** BEGIN **

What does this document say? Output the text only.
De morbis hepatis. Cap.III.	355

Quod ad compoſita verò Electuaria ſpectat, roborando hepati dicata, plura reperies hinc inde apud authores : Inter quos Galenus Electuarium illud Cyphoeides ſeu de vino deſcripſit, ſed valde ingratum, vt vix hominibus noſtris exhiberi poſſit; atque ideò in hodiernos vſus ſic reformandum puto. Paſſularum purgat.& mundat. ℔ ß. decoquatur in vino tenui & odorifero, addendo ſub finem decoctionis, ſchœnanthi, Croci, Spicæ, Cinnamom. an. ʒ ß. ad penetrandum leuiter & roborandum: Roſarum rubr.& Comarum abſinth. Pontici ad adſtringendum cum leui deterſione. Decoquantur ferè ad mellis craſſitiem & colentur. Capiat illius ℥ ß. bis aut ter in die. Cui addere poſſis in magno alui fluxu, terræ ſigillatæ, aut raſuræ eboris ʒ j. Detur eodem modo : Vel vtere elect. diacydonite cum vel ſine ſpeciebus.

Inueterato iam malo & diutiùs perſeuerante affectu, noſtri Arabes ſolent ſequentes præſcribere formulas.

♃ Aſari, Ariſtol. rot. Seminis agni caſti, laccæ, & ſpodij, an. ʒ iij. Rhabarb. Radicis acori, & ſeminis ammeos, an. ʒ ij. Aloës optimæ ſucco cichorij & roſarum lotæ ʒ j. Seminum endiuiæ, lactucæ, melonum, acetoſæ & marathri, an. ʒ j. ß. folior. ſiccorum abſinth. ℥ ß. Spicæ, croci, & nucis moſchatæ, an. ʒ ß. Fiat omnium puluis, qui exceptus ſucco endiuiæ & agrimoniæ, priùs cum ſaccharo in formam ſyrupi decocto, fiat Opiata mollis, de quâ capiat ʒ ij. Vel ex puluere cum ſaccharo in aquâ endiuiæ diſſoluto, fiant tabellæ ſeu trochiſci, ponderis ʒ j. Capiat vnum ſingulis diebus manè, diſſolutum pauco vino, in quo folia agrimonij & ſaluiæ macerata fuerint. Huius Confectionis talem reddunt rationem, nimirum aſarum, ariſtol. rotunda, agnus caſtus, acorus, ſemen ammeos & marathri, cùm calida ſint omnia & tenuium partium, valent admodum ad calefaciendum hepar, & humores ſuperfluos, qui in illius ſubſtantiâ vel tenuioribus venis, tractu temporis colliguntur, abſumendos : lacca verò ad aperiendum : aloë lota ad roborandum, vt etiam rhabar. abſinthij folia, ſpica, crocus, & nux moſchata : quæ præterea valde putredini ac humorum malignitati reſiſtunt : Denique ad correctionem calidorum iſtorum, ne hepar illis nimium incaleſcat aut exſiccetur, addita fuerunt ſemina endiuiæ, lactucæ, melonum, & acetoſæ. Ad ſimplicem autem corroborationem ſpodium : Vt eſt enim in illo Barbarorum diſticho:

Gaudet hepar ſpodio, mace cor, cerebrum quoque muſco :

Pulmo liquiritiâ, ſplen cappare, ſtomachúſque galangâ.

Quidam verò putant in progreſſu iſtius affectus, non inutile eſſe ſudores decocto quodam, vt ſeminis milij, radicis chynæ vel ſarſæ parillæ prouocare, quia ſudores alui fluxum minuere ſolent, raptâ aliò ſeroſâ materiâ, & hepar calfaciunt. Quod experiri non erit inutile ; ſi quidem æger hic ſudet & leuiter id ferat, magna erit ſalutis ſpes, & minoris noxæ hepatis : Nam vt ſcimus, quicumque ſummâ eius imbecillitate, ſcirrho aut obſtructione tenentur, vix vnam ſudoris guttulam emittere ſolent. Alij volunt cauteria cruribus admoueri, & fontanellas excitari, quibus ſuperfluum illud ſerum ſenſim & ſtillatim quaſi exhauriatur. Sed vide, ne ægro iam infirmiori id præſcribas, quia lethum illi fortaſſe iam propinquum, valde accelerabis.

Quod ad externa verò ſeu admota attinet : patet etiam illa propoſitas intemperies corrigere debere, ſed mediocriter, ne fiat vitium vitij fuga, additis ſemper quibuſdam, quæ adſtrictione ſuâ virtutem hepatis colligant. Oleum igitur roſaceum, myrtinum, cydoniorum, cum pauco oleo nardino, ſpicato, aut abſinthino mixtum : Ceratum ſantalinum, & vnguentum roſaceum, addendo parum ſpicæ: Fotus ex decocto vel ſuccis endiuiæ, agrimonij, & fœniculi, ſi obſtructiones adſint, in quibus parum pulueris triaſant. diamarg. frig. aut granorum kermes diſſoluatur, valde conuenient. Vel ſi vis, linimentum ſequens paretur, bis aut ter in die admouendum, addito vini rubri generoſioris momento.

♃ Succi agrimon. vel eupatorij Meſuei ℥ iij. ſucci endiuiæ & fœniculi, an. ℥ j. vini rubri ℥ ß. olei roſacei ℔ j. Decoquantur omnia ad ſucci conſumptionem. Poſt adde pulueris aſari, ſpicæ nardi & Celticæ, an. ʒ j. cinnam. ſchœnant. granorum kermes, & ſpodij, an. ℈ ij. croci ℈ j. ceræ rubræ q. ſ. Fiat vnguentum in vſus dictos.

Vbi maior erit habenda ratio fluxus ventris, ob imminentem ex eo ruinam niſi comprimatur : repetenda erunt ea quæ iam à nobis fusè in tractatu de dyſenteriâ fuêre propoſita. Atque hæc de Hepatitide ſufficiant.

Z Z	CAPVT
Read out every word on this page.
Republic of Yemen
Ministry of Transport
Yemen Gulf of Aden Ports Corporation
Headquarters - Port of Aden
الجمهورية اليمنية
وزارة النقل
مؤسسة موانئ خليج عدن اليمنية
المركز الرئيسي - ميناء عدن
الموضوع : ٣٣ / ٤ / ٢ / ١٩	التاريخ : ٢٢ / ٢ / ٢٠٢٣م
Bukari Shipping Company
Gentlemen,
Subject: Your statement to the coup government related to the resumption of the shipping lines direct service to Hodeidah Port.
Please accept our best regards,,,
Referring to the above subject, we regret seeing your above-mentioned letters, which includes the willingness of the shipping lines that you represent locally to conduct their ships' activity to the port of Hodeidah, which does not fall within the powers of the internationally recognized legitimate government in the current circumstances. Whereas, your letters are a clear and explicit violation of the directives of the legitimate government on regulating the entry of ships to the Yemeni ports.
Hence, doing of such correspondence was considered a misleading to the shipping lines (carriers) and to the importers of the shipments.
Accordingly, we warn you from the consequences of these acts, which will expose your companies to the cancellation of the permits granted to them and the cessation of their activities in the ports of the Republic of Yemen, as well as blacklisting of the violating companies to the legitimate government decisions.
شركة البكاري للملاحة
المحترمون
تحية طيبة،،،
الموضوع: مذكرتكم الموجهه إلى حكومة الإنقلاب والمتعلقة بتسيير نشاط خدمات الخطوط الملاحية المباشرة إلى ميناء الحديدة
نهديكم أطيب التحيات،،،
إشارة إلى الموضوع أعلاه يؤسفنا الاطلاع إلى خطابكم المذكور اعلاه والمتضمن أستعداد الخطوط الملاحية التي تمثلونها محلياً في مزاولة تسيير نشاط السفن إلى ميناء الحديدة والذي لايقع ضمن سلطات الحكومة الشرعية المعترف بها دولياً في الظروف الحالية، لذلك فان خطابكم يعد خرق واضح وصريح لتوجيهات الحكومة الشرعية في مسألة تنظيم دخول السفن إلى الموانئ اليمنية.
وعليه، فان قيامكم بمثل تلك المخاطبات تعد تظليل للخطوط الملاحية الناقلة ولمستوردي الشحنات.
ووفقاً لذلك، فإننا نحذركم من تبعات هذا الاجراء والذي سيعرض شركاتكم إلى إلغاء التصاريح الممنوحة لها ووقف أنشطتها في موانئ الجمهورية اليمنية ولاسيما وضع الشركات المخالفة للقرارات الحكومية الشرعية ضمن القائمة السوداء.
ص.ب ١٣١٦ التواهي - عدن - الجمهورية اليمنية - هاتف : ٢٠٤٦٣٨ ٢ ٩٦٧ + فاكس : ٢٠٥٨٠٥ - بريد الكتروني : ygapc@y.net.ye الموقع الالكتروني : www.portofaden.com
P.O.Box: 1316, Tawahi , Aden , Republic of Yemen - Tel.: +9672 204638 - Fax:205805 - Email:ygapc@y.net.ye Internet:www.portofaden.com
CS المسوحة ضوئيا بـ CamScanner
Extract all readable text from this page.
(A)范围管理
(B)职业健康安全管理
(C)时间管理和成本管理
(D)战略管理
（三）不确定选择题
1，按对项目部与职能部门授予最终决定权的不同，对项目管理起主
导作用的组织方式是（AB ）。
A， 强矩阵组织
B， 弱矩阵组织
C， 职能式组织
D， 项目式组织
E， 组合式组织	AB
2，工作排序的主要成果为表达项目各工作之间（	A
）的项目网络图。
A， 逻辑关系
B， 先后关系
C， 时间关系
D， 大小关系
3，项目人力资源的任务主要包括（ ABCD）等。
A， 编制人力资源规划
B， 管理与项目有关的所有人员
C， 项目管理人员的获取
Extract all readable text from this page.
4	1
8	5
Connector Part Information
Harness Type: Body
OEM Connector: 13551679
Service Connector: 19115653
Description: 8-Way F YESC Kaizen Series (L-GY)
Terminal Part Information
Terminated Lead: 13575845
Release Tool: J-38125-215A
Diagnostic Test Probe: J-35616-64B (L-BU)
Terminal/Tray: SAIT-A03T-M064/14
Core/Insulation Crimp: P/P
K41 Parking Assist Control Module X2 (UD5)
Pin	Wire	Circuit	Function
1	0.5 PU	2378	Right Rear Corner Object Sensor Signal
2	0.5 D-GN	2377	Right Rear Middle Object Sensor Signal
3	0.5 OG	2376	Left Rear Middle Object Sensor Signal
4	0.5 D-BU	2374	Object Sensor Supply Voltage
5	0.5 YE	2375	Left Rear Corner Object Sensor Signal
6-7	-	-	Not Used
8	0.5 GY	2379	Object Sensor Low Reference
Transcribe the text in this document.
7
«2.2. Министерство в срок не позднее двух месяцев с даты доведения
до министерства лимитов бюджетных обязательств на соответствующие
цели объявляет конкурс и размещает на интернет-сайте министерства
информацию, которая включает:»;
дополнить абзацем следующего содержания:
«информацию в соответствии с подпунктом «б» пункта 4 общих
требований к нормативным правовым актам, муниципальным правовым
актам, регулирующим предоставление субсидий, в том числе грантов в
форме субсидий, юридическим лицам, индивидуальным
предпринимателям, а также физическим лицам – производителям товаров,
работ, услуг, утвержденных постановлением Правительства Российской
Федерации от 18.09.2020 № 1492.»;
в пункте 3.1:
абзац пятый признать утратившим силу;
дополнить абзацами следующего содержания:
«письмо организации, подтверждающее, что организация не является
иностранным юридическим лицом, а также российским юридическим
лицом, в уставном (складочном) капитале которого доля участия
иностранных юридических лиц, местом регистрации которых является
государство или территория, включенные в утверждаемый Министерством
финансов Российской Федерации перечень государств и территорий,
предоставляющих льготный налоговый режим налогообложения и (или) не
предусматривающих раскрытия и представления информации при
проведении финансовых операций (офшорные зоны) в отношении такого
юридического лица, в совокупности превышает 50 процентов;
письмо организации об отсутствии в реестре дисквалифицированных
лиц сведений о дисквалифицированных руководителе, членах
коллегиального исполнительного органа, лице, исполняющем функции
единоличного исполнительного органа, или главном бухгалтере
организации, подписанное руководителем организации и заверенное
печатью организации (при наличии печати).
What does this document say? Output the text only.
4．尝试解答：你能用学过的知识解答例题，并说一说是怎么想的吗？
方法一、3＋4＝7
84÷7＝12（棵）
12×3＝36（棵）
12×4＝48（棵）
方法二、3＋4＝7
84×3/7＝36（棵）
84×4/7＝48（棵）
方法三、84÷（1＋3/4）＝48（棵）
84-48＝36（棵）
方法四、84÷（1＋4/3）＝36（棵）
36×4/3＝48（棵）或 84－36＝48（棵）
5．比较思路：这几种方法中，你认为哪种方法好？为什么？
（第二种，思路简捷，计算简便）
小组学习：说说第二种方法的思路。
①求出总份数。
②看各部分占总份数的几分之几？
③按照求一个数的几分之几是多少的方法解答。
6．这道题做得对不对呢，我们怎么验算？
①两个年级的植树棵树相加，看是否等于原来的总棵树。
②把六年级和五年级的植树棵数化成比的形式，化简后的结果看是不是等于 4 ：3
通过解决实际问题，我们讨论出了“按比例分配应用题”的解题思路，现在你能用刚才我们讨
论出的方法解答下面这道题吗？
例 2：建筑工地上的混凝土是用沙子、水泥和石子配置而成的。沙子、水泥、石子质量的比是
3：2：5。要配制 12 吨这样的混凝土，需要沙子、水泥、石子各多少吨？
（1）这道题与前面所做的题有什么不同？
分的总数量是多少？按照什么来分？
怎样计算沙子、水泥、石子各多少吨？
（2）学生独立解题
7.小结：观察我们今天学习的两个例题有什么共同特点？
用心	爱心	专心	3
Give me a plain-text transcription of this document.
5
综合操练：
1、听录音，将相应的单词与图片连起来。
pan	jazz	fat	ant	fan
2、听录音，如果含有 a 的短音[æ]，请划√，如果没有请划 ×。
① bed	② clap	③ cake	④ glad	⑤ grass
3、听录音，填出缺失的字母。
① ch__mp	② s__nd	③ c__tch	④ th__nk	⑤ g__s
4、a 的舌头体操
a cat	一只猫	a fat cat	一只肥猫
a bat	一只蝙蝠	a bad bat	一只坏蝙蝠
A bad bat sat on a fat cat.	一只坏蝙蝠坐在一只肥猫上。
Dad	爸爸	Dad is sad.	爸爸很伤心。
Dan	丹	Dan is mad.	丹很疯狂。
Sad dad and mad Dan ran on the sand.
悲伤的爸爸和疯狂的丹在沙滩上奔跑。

** END **

List every line above that contains the word "является".

«письмо организации, подтверждающее, что организация не является
иностранных юридических лиц, местом регистрации которых является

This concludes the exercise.